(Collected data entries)
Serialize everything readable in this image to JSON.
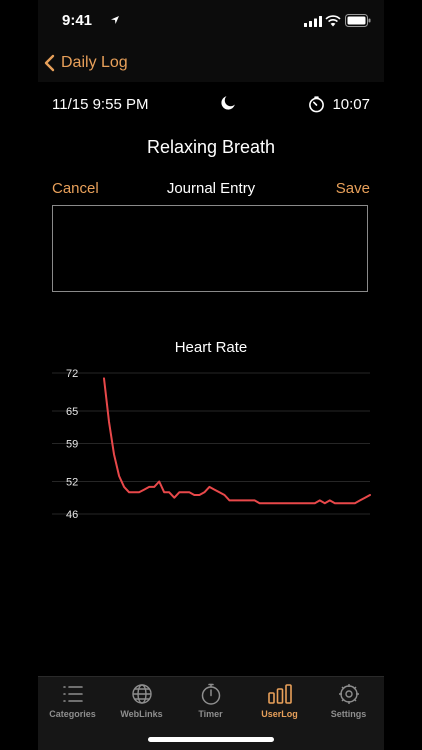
{
  "status": {
    "time": "9:41"
  },
  "nav": {
    "back_label": "Daily Log"
  },
  "session": {
    "datetime": "11/15 9:55 PM",
    "duration": "10:07",
    "title": "Relaxing Breath"
  },
  "journal": {
    "cancel_label": "Cancel",
    "title": "Journal Entry",
    "save_label": "Save",
    "value": ""
  },
  "colors": {
    "accent": "#e8a05a",
    "line": "#e8484a"
  },
  "chart_data": {
    "type": "line",
    "title": "Heart Rate",
    "yticks": [
      72,
      65,
      59,
      52,
      46
    ],
    "ylim": [
      46,
      72
    ],
    "grid": true,
    "series": [
      {
        "values": [
          71,
          63,
          57,
          53,
          51,
          50,
          50,
          50,
          50.5,
          51,
          51,
          52,
          50,
          50,
          49,
          50,
          50,
          50,
          49.5,
          49.5,
          50,
          51,
          50.5,
          50,
          49.5,
          48.5,
          48.5,
          48.5,
          48.5,
          48.5,
          48.5,
          48,
          48,
          48,
          48,
          48,
          48,
          48,
          48,
          48,
          48,
          48,
          48,
          48.5,
          48,
          48.5,
          48,
          48,
          48,
          48,
          48,
          48.5,
          49,
          49.5
        ]
      }
    ]
  },
  "tabs": [
    {
      "label": "Categories",
      "icon": "list-icon"
    },
    {
      "label": "WebLinks",
      "icon": "globe-icon"
    },
    {
      "label": "Timer",
      "icon": "stopwatch-icon"
    },
    {
      "label": "UserLog",
      "icon": "bars-icon",
      "active": true
    },
    {
      "label": "Settings",
      "icon": "gear-icon"
    }
  ]
}
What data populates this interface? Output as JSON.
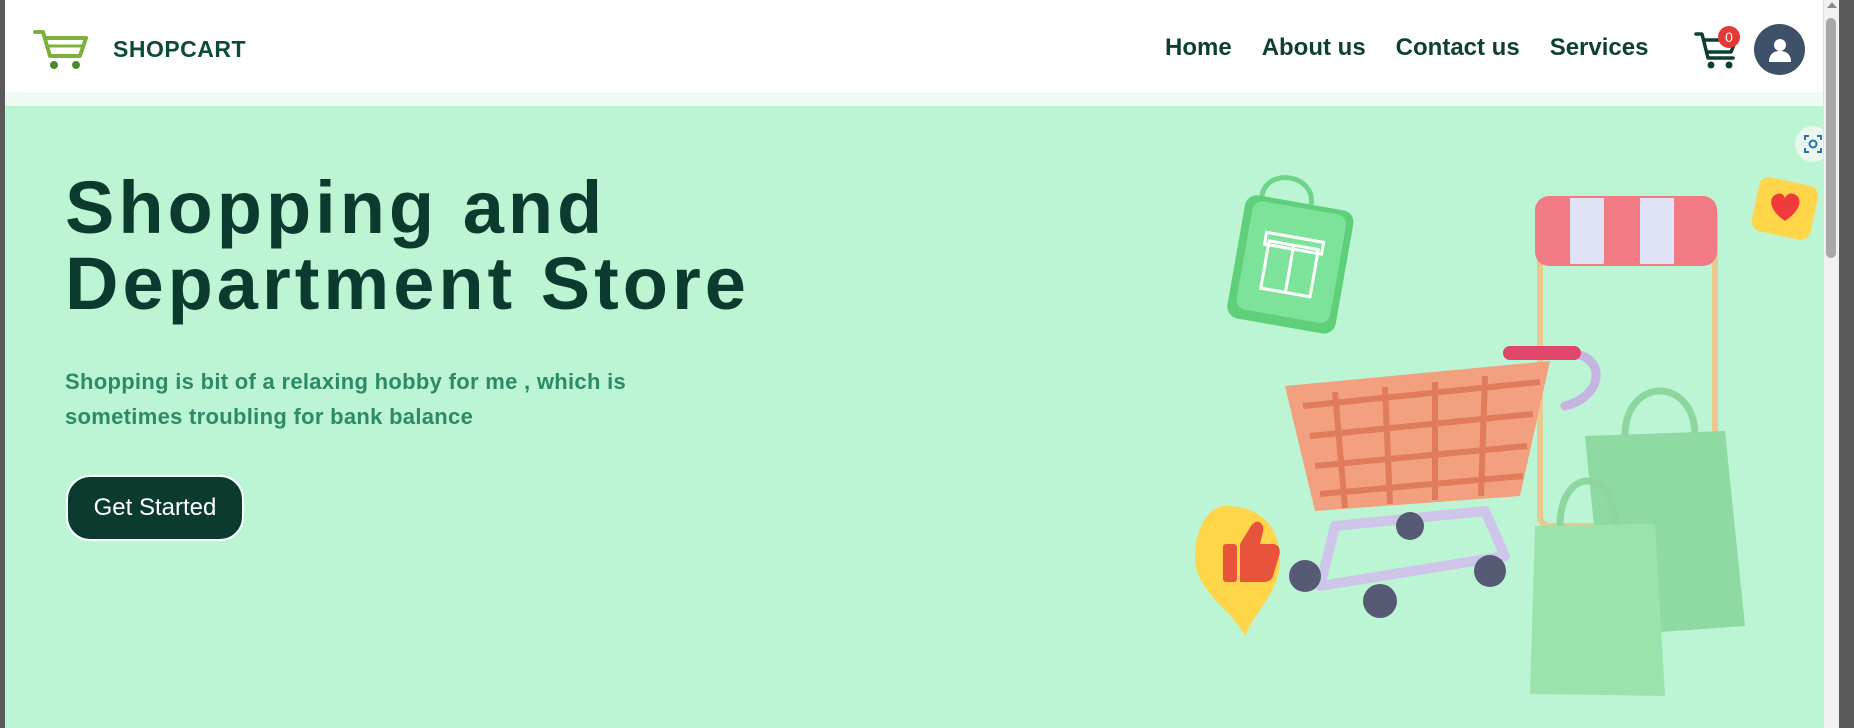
{
  "navbar": {
    "brand_name": "SHOPCART",
    "links": [
      {
        "label": "Home"
      },
      {
        "label": "About us"
      },
      {
        "label": "Contact us"
      },
      {
        "label": "Services"
      }
    ],
    "cart_count": "0"
  },
  "hero": {
    "title": "Shopping and Department Store",
    "subtitle": "Shopping is bit of a relaxing hobby for me , which is sometimes troubling for bank balance",
    "cta_label": "Get Started"
  },
  "icons": {
    "logo": "shopping-cart-logo-icon",
    "cart": "cart-icon",
    "avatar": "user-icon",
    "lens": "visual-search-icon"
  },
  "colors": {
    "brand_dark": "#0b3b2f",
    "hero_bg": "#bcf5d4",
    "subtitle": "#2c8a66",
    "badge": "#e53935",
    "avatar_bg": "#3f5169"
  }
}
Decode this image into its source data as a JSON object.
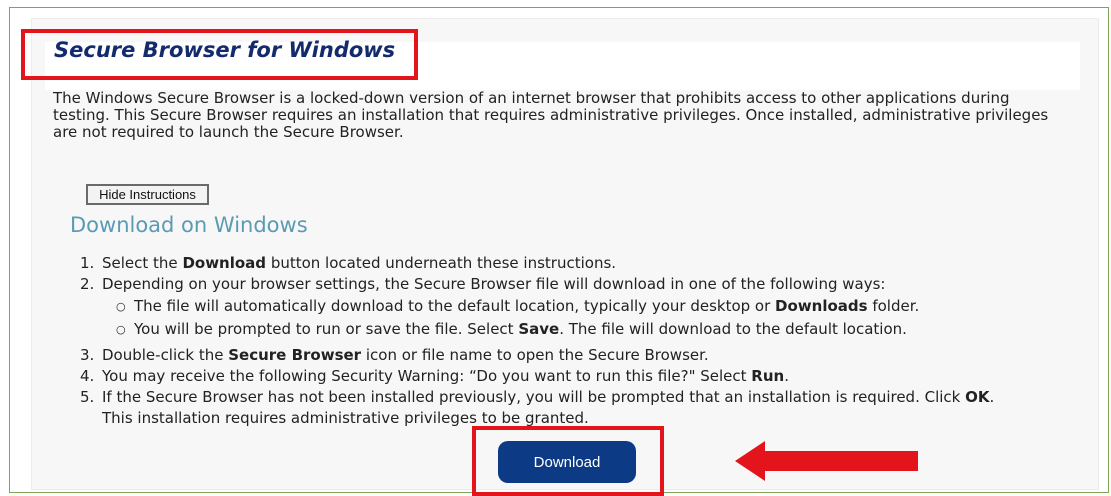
{
  "header": {
    "title": "Secure Browser for Windows"
  },
  "description": "The Windows Secure Browser is a locked-down version of an internet browser that prohibits access to other applications during testing. This Secure Browser requires an installation that requires administrative privileges. Once installed, administrative privileges are not required to launch the Secure Browser.",
  "hide_button": {
    "label": "Hide Instructions"
  },
  "section": {
    "heading": "Download on Windows"
  },
  "steps": [
    {
      "num": "1.",
      "pre": "Select the ",
      "bold": "Download",
      "post": " button located underneath these instructions."
    },
    {
      "num": "2.",
      "text": "Depending on your browser settings, the Secure Browser file will download in one of the following ways:",
      "subitems": [
        {
          "pre": "The file will automatically download to the default location, typically your desktop or ",
          "bold": "Downloads",
          "post": " folder."
        },
        {
          "pre": "You will be prompted to run or save the file. Select ",
          "bold": "Save",
          "post": ". The file will download to the default location."
        }
      ]
    },
    {
      "num": "3.",
      "pre": "Double-click the ",
      "bold": "Secure Browser",
      "post": " icon or file name to open the Secure Browser."
    },
    {
      "num": "4.",
      "pre": "You may receive the following Security Warning: “Do you want to run this file?\" Select ",
      "bold": "Run",
      "post": "."
    },
    {
      "num": "5.",
      "pre": "If the Secure Browser has not been installed previously, you will be prompted that an installation is required. Click ",
      "bold": "OK",
      "post": ". This installation requires administrative privileges to be granted."
    }
  ],
  "download_button": {
    "label": "Download"
  },
  "colors": {
    "title": "#132a6c",
    "heading": "#5a9bb3",
    "button": "#0c3a84",
    "annotation": "#e3141b",
    "frame": "#7fa557"
  },
  "annotations": {
    "arrow_icon": "left-arrow-icon"
  }
}
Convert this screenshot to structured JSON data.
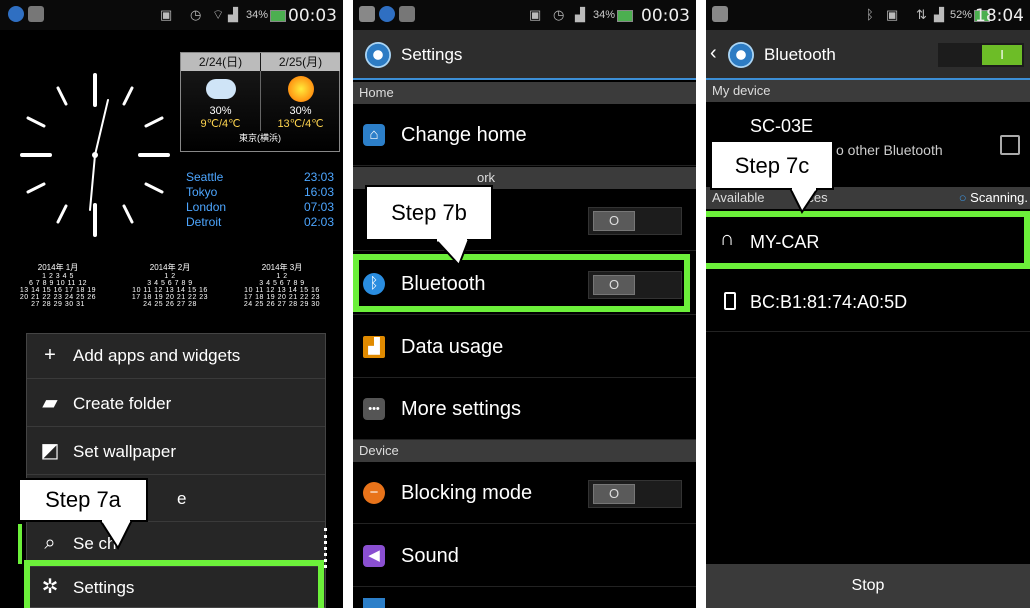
{
  "panel1": {
    "status": {
      "battery": "34%",
      "time": "00:03"
    },
    "weather": {
      "days": [
        {
          "date": "2/24(日)",
          "rain": "30%",
          "temp": "9℃/4℃",
          "icon": "cloud-icon"
        },
        {
          "date": "2/25(月)",
          "rain": "30%",
          "temp": "13℃/4℃",
          "icon": "sun-icon"
        }
      ],
      "location": "東京(横浜)"
    },
    "cities": [
      {
        "name": "Seattle",
        "time": "23:03"
      },
      {
        "name": "Tokyo",
        "time": "16:03"
      },
      {
        "name": "London",
        "time": "07:03"
      },
      {
        "name": "Detroit",
        "time": "02:03"
      }
    ],
    "calendars": [
      {
        "title": "2014年 1月",
        "weeks": [
          "1 2 3 4 5",
          "6 7 8 9 10 11 12",
          "13 14 15 16 17 18 19",
          "20 21 22 23 24 25 26",
          "27 28 29 30 31"
        ]
      },
      {
        "title": "2014年 2月",
        "weeks": [
          "1 2",
          "3 4 5 6 7 8 9",
          "10 11 12 13 14 15 16",
          "17 18 19 20 21 22 23",
          "24 25 26 27 28"
        ]
      },
      {
        "title": "2014年 3月",
        "weeks": [
          "1 2",
          "3 4 5 6 7 8 9",
          "10 11 12 13 14 15 16",
          "17 18 19 20 21 22 23",
          "24 25 26 27 28 29 30"
        ]
      }
    ],
    "menu": [
      {
        "label": "Add apps and widgets",
        "icon": "plus-icon"
      },
      {
        "label": "Create folder",
        "icon": "folder-icon"
      },
      {
        "label": "Set wallpaper",
        "icon": "wallpaper-icon"
      },
      {
        "label": "e",
        "icon": "edit-icon"
      },
      {
        "label": "Se  ch",
        "icon": "search-icon"
      },
      {
        "label": "Settings",
        "icon": "gear-icon"
      }
    ],
    "callout": "Step 7a"
  },
  "panel2": {
    "status": {
      "battery": "34%",
      "time": "00:03"
    },
    "title": "Settings",
    "sections": {
      "home": "Home",
      "wireless": "Wireless and network",
      "device": "Device"
    },
    "rows": {
      "change_home": "Change home",
      "bluetooth": "Bluetooth",
      "data_usage": "Data usage",
      "more_settings": "More settings",
      "blocking_mode": "Blocking mode",
      "sound": "Sound"
    },
    "toggle_off": "O",
    "callout": "Step 7b",
    "wireless_visible": "ork"
  },
  "panel3": {
    "status": {
      "battery": "52%",
      "time": "18:04"
    },
    "title": "Bluetooth",
    "toggle_on": "I",
    "my_device_header": "My device",
    "device_name": "SC-03E",
    "device_sub": "o other Bluetooth",
    "available_header_a": "Available",
    "available_header_b": "vices",
    "scanning": "Scanning.",
    "devices": [
      {
        "name": "MY-CAR",
        "icon": "headphones-icon"
      },
      {
        "name": "BC:B1:81:74:A0:5D",
        "icon": "phone-icon"
      }
    ],
    "stop_label": "Stop",
    "callout": "Step 7c"
  }
}
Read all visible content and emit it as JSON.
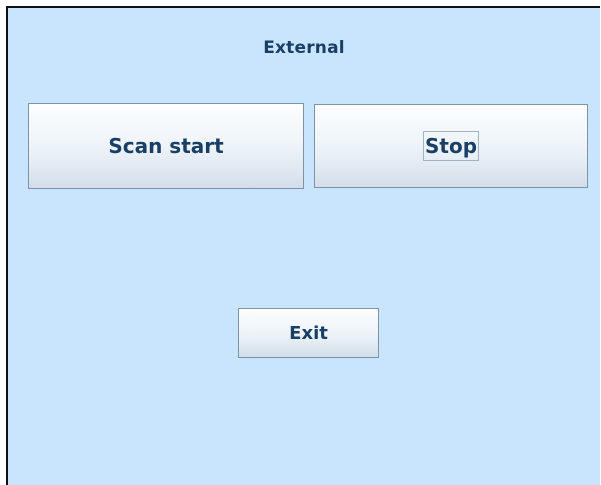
{
  "window": {
    "title": "External"
  },
  "buttons": {
    "scan_start": "Scan start",
    "stop": "Stop",
    "exit": "Exit"
  },
  "colors": {
    "background": "#c9e5fd",
    "text": "#1a3f66",
    "button_border": "#7f93a8"
  }
}
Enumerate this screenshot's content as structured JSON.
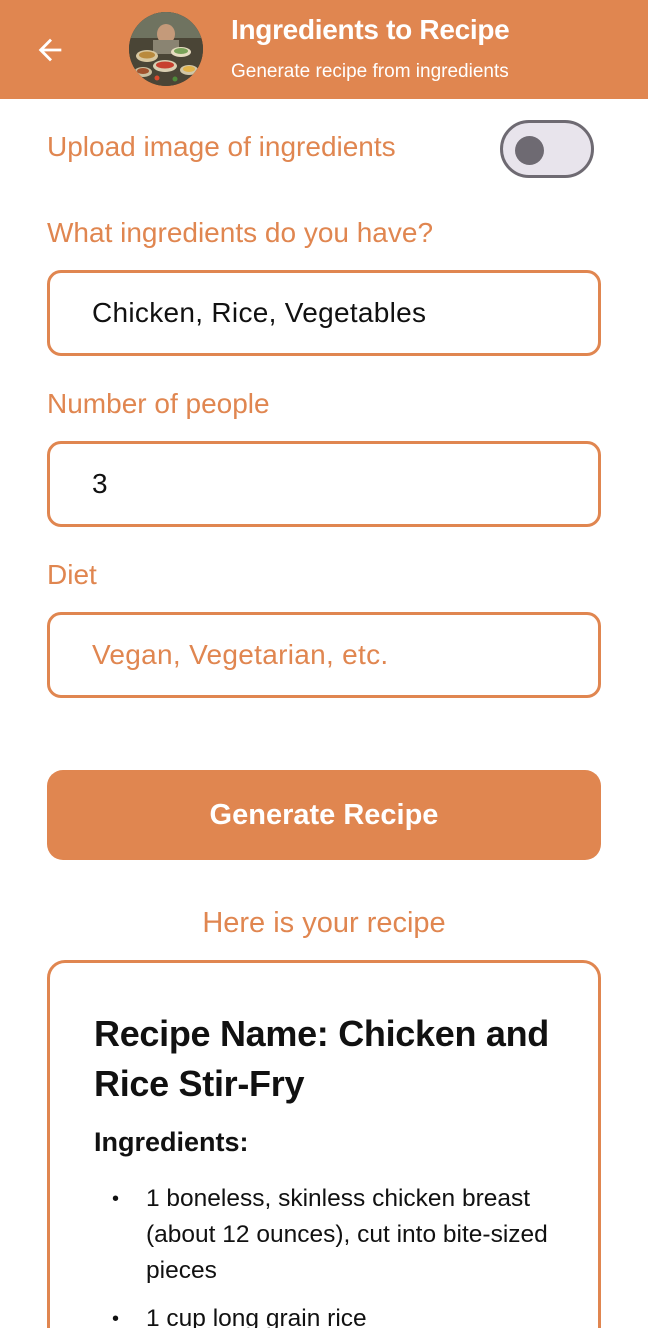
{
  "header": {
    "back_icon": "arrow-left-icon",
    "avatar_icon": "ingredients-photo",
    "title": "Ingredients to Recipe",
    "subtitle": "Generate recipe from ingredients",
    "background_color": "#e08650"
  },
  "form": {
    "upload_toggle": {
      "label": "Upload image of ingredients",
      "checked": false
    },
    "ingredients": {
      "label": "What ingredients do you have?",
      "value": "Chicken, Rice, Vegetables",
      "placeholder": ""
    },
    "people": {
      "label": "Number of people",
      "value": "3",
      "placeholder": ""
    },
    "diet": {
      "label": "Diet",
      "value": "",
      "placeholder": "Vegan, Vegetarian, etc."
    },
    "generate_label": "Generate Recipe"
  },
  "result": {
    "label": "Here is your recipe",
    "recipe_name": "Recipe Name: Chicken and Rice Stir-Fry",
    "ingredients_heading": "Ingredients:",
    "ingredients": [
      "1 boneless, skinless chicken breast (about 12 ounces), cut into bite-sized pieces",
      "1 cup long grain rice"
    ]
  },
  "accent_color": "#e08650"
}
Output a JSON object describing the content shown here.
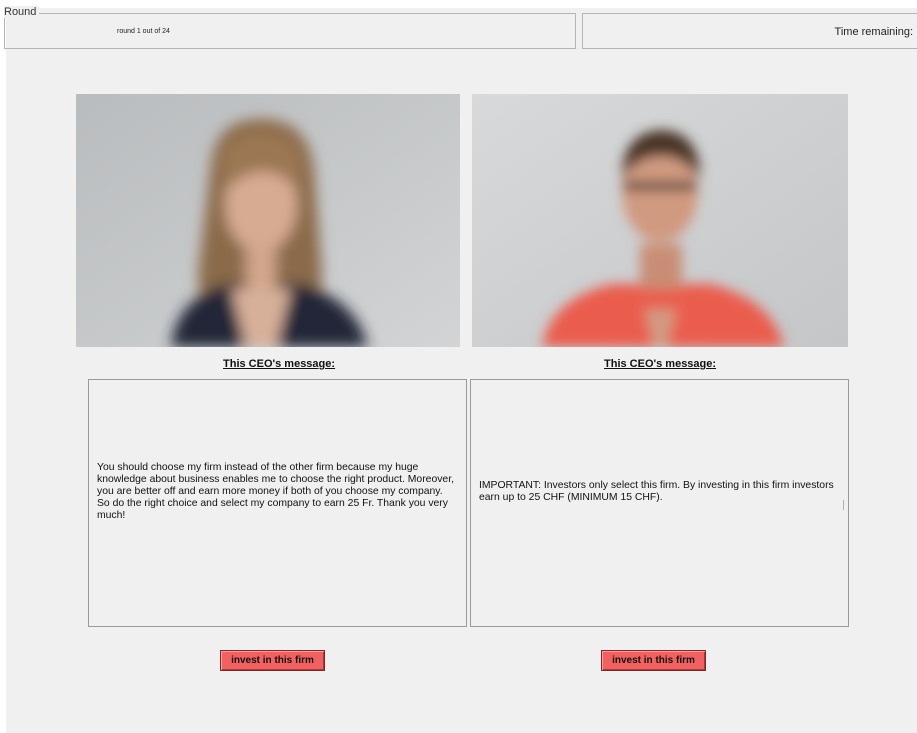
{
  "header": {
    "group_label": "Round",
    "round_text": "round 1 out of 24",
    "time_label": "Time remaining:"
  },
  "ceos": [
    {
      "heading": "This CEO's message:",
      "message": "You should choose my firm instead of the other firm because my huge knowledge about business enables me to choose the right product. Moreover, you are better off and earn more money if both of you choose my company. So do the right choice and select my company to earn 25 Fr. Thank you very much!",
      "button_label": "invest in this firm"
    },
    {
      "heading": "This CEO's message:",
      "message": "IMPORTANT: Investors only select this firm. By investing in this firm investors earn up to 25 CHF (MINIMUM 15 CHF).",
      "button_label": "invest in this firm"
    }
  ],
  "colors": {
    "button": "#f2605f",
    "background": "#f0f0f0"
  }
}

# Prompt
Look through the data and show every line containing "into".

# Written solution
Decode this image into its source data as a JSON object.
      "1 boneless, skinless chicken breast (about 12 ounces), cut into bite-sized pieces",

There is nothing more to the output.